» WHAT YOU HAVE TO DO: Copy every line from the material below that holds "this".

» LISTING:

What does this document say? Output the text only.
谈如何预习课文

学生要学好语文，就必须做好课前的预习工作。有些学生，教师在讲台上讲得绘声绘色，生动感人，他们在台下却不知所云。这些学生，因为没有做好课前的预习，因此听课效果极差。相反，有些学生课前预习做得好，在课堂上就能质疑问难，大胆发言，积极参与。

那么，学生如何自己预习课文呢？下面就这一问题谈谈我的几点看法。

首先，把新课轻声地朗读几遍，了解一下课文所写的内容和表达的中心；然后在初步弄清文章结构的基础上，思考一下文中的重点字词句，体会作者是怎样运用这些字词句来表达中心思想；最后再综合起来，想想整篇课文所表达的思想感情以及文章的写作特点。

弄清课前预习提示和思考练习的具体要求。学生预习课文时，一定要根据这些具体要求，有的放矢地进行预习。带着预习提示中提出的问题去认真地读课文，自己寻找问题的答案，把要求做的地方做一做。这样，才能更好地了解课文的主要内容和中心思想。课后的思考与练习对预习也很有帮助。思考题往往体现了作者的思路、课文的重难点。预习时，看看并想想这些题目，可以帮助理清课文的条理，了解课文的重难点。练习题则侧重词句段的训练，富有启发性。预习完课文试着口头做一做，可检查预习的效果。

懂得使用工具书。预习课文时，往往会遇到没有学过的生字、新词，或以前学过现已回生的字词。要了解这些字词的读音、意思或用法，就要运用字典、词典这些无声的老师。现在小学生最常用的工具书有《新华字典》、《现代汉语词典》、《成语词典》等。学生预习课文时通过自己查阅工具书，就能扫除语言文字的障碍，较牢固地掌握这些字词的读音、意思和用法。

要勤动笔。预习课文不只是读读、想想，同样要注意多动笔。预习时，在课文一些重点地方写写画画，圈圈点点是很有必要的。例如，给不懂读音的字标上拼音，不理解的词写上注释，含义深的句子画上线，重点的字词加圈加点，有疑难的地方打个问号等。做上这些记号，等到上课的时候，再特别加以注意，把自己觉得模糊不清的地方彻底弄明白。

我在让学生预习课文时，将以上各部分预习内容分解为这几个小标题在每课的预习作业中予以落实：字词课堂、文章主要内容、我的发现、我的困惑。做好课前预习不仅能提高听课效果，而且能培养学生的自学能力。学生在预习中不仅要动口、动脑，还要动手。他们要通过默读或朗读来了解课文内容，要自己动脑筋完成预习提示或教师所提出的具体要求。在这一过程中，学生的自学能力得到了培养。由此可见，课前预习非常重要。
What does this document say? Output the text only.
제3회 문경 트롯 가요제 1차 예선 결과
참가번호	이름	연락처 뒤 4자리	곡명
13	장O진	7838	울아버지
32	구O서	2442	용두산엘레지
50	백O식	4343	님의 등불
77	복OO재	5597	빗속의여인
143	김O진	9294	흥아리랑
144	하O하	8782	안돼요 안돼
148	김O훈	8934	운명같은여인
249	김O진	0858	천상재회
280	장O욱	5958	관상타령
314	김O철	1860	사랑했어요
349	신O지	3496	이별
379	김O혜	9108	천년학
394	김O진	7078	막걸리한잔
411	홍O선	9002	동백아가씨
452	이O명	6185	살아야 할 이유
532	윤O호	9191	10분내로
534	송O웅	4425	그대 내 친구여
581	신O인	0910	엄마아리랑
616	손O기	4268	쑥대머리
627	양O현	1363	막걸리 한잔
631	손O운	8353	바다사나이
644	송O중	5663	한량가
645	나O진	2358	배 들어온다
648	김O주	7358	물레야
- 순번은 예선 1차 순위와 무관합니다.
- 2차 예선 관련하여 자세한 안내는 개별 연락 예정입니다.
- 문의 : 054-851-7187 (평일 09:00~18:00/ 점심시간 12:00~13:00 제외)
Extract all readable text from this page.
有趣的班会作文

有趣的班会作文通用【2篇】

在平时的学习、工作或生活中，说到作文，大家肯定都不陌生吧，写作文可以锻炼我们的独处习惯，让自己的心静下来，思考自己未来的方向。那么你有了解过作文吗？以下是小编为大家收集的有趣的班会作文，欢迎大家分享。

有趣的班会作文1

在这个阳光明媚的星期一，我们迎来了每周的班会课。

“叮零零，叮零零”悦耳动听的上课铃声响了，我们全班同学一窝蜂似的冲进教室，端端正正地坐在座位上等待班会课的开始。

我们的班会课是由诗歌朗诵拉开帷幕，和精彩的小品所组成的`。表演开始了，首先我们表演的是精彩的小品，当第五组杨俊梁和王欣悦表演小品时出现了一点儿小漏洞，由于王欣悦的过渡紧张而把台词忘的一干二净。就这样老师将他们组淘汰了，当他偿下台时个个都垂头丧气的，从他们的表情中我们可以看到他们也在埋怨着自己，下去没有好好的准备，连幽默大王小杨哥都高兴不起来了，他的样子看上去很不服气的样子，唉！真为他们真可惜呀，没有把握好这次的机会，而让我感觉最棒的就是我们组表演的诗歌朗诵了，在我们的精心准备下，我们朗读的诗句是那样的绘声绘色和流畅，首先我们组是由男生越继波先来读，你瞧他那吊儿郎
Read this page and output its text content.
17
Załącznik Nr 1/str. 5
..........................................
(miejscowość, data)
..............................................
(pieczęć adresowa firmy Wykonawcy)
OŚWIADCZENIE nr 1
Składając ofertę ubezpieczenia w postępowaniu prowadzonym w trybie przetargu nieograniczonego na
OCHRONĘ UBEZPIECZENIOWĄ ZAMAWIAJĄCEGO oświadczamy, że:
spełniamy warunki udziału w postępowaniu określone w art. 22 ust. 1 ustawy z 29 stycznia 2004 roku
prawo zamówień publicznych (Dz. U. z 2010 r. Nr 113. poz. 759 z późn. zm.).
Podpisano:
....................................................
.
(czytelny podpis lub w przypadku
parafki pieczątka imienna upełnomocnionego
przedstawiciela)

» COMPLETED TASK:
What does this document say? Output the text only.
What does this document say? Output the text only.
Extract all readable text from this page.
Read this page and output its text content.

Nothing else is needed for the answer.